Provided entries —
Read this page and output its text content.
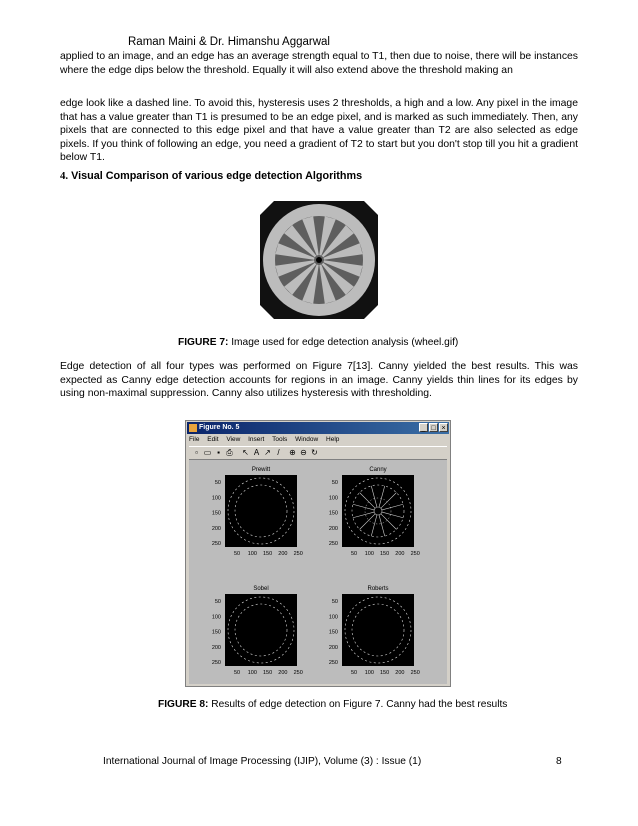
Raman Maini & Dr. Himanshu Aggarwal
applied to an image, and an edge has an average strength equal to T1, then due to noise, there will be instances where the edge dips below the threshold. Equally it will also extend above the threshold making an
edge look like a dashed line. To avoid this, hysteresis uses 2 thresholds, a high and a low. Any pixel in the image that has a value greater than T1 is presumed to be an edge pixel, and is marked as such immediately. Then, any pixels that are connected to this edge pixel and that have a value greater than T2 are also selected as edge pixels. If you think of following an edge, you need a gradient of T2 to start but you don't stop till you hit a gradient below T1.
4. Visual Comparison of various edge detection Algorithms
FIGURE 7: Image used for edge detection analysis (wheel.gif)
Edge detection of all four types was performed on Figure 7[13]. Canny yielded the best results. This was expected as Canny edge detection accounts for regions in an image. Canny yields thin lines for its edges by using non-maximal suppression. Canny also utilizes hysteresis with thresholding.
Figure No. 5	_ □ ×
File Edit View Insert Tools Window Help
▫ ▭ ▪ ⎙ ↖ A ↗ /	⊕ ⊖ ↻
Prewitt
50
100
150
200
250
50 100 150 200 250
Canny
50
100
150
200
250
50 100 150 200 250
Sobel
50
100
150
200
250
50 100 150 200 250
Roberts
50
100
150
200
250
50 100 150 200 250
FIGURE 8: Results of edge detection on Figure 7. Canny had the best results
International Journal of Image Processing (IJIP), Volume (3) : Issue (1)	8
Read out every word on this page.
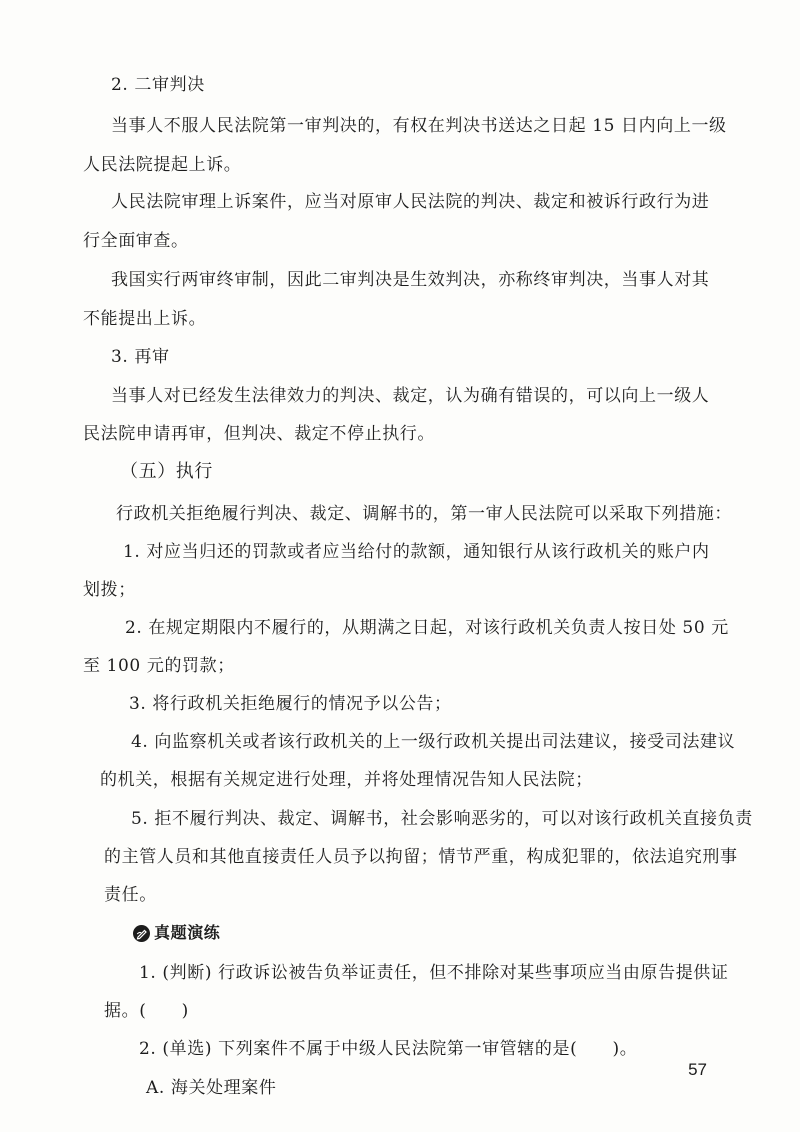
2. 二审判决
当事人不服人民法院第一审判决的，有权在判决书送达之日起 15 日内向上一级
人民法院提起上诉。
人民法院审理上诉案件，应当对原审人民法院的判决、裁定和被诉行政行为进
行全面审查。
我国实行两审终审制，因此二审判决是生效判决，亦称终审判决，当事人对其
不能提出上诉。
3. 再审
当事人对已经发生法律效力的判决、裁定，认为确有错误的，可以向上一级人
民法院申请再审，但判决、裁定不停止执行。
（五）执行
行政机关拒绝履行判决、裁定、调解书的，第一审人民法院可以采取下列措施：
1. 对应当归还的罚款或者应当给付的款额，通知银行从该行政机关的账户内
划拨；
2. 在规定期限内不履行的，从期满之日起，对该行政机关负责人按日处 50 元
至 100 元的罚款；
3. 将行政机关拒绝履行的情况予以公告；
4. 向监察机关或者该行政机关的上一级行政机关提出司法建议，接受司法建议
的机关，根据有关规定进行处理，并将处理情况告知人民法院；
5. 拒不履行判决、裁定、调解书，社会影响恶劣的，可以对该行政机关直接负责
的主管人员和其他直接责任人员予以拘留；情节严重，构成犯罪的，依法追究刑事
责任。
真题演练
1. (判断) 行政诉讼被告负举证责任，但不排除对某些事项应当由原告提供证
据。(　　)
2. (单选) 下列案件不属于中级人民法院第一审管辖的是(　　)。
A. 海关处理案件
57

---

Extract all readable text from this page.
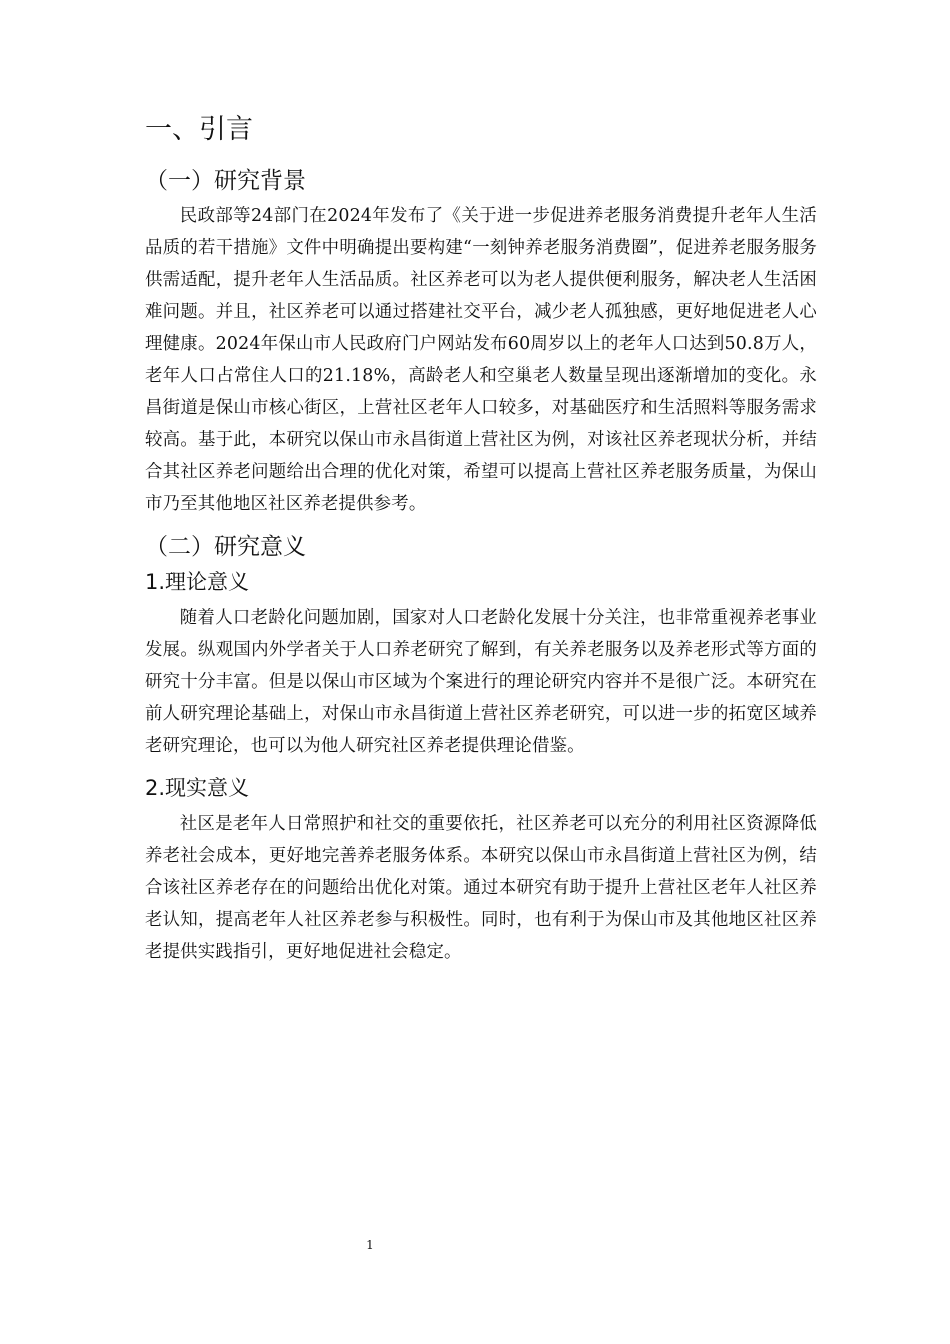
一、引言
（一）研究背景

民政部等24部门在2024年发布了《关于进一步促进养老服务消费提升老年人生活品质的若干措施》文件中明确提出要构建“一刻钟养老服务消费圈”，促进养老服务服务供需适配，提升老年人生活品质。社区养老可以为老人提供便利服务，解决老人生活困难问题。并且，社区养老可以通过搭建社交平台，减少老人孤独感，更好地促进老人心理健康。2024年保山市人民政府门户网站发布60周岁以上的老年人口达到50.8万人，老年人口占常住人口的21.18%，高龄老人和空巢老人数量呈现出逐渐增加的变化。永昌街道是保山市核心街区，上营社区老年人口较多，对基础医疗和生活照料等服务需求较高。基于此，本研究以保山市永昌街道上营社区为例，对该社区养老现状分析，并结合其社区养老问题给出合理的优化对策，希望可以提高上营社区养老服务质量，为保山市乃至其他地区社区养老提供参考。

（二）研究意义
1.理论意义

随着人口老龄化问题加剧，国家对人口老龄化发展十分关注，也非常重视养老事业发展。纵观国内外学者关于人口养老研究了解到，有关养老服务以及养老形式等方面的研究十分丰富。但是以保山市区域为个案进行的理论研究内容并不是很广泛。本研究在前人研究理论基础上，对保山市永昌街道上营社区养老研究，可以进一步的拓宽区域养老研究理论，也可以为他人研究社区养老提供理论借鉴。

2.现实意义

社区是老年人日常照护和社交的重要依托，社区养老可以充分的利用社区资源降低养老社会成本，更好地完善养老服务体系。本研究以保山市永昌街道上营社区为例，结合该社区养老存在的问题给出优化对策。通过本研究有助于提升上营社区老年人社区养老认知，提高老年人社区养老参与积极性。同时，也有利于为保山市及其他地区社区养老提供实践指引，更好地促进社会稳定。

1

Written problem —
Copy each line that contains the word "best".

Answer to the task —
Edge detection of all four types was performed on Figure 7[13]. Canny yielded the best results. This was expected as Canny edge detection accounts for regions in an image. Canny yields thin lines for its edges by using non-maximal suppression. Canny also utilizes hysteresis with thresholding.
FIGURE 8: Results of edge detection on Figure 7. Canny had the best results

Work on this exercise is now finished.